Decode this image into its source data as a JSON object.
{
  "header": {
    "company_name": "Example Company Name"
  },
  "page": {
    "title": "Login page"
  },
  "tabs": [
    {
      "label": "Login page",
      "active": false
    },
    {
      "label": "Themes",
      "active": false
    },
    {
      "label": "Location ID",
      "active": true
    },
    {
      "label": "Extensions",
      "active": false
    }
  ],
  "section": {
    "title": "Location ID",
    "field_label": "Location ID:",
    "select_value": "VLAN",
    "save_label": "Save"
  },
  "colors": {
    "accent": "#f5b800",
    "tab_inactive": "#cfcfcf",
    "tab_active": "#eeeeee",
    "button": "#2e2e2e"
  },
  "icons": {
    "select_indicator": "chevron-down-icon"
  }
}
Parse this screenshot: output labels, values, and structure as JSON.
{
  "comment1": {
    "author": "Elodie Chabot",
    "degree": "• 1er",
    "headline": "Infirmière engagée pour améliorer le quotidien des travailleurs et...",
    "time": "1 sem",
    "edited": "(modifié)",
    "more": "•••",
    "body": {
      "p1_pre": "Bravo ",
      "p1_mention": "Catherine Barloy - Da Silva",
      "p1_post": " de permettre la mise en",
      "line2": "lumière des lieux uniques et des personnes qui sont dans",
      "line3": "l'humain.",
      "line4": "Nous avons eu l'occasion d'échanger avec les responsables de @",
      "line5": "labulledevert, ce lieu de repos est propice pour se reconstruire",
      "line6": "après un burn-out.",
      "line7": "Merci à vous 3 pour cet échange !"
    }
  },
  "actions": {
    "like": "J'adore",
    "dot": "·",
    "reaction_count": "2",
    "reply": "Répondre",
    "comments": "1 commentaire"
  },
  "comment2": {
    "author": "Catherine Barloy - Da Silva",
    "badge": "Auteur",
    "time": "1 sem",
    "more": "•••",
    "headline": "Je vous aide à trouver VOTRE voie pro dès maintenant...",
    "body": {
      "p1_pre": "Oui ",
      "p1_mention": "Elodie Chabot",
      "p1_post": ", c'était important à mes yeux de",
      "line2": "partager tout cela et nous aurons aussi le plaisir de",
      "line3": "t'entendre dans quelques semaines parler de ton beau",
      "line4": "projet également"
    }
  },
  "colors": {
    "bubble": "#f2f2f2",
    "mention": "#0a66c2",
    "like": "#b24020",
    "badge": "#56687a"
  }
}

Exercise objective – Gather and return every line that holds the string "Chabot".

Result of this task –
    "author": "Elodie Chabot",
      "p1_mention": "Elodie Chabot",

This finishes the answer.